Short exercise
Look through the listing for the word "JSON". Copy each line that has it.

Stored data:

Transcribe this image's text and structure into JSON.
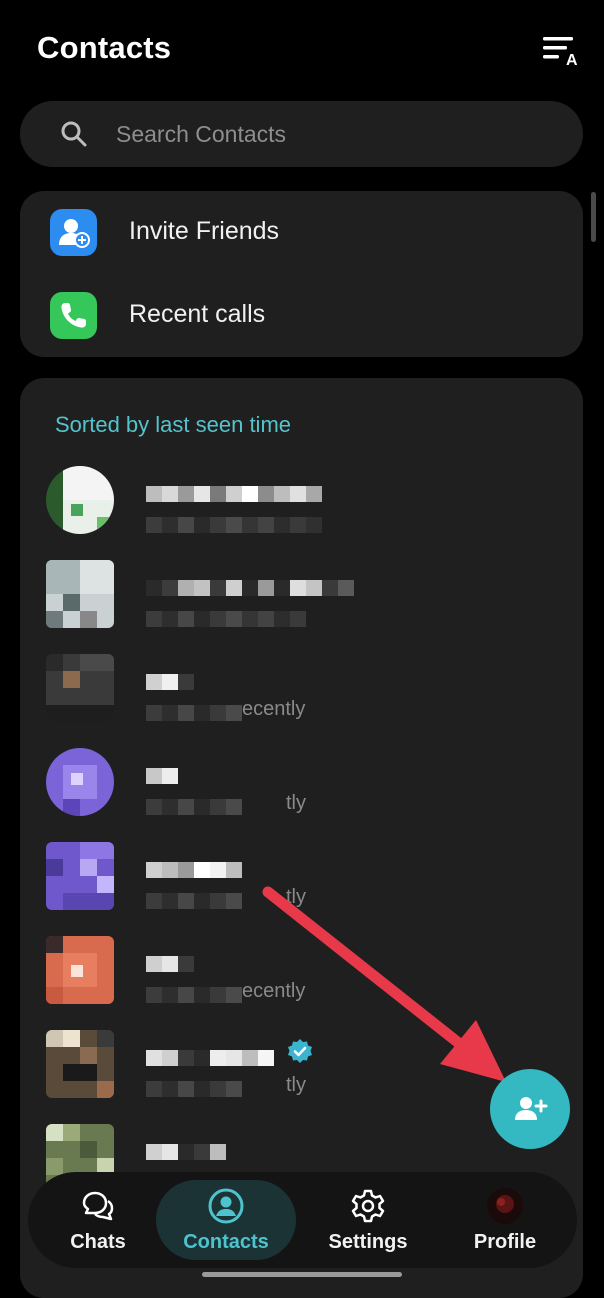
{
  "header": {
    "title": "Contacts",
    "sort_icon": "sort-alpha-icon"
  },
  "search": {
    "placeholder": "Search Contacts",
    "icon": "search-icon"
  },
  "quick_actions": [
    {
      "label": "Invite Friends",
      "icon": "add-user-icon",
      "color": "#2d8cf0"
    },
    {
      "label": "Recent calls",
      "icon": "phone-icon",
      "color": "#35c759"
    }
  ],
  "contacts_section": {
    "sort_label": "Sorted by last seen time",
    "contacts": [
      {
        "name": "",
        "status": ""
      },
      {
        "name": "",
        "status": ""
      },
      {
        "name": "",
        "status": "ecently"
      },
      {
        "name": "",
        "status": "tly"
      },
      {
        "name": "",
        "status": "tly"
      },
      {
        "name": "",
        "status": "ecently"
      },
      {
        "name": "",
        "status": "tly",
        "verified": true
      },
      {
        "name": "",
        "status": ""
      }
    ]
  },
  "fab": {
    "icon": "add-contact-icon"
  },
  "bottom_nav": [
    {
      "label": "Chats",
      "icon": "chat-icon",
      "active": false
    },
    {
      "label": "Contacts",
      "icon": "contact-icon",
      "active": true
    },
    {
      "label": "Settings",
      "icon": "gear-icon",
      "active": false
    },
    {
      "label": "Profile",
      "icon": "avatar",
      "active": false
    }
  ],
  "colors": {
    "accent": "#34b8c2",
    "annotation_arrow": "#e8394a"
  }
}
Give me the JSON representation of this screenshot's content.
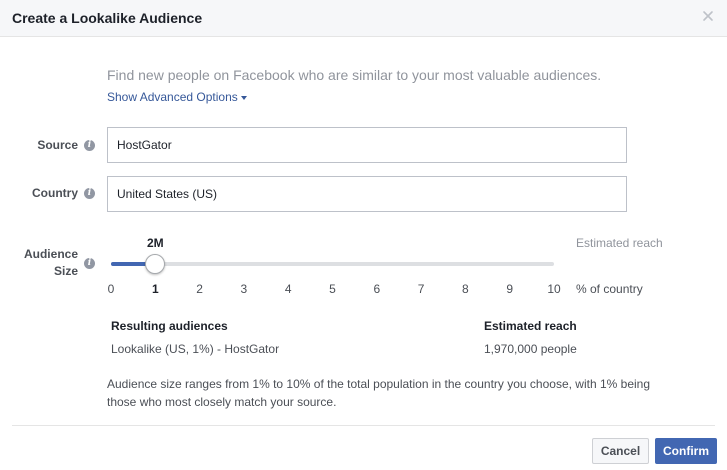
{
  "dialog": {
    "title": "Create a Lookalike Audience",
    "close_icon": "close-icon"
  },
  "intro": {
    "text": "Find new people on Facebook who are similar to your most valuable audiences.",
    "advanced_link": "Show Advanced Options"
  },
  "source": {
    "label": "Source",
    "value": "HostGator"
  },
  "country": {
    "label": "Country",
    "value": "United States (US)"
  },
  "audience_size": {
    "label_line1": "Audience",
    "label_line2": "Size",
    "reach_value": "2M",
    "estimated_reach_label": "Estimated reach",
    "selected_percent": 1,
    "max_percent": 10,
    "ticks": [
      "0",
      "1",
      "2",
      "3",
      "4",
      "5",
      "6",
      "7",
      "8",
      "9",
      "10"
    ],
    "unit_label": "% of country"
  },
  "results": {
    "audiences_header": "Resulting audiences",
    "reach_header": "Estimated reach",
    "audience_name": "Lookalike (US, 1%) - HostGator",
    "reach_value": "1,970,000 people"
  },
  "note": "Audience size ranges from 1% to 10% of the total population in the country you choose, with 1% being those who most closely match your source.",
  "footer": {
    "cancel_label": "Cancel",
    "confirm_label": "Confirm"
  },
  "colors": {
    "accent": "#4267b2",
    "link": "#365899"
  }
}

---

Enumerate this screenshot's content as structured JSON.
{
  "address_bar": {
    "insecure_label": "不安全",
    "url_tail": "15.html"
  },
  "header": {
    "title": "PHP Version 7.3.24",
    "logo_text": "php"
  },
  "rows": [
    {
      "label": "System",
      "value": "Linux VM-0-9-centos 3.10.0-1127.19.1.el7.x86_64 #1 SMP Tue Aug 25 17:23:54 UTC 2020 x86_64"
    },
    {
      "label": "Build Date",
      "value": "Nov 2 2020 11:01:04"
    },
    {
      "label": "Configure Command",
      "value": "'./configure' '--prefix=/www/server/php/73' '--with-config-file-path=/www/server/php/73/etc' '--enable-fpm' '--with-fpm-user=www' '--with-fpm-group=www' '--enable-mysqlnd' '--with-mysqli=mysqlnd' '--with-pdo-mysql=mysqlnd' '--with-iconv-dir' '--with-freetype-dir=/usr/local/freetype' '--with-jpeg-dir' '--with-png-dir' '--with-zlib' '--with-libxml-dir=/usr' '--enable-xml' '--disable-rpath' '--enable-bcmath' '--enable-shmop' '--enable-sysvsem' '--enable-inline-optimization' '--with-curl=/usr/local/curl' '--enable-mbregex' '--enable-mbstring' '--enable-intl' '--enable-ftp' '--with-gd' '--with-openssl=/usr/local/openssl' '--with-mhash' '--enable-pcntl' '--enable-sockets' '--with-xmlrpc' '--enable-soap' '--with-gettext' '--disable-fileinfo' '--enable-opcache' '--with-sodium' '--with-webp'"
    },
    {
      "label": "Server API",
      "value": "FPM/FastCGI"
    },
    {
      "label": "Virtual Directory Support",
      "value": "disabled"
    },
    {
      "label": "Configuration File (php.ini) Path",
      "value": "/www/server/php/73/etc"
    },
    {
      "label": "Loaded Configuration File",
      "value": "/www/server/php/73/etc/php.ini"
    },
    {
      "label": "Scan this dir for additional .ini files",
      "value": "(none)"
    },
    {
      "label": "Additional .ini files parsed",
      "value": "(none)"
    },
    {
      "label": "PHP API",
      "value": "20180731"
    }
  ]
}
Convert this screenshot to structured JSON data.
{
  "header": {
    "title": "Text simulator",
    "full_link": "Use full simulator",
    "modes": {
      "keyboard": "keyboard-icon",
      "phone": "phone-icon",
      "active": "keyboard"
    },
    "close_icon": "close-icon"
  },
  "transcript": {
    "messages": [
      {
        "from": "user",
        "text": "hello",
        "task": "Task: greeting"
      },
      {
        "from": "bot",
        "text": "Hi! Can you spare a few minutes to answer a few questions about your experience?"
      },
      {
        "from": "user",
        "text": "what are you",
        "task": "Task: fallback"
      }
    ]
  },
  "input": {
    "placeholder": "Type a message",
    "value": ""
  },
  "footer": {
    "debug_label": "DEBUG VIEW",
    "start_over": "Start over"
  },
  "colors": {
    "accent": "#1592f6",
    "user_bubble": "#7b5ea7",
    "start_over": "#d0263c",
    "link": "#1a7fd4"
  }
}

Task output
Transcribe this image's text and structure into JSON.
Give me the JSON representation of this screenshot's content.
Enumerate this screenshot's content as structured JSON.
Convert this screenshot to structured JSON data.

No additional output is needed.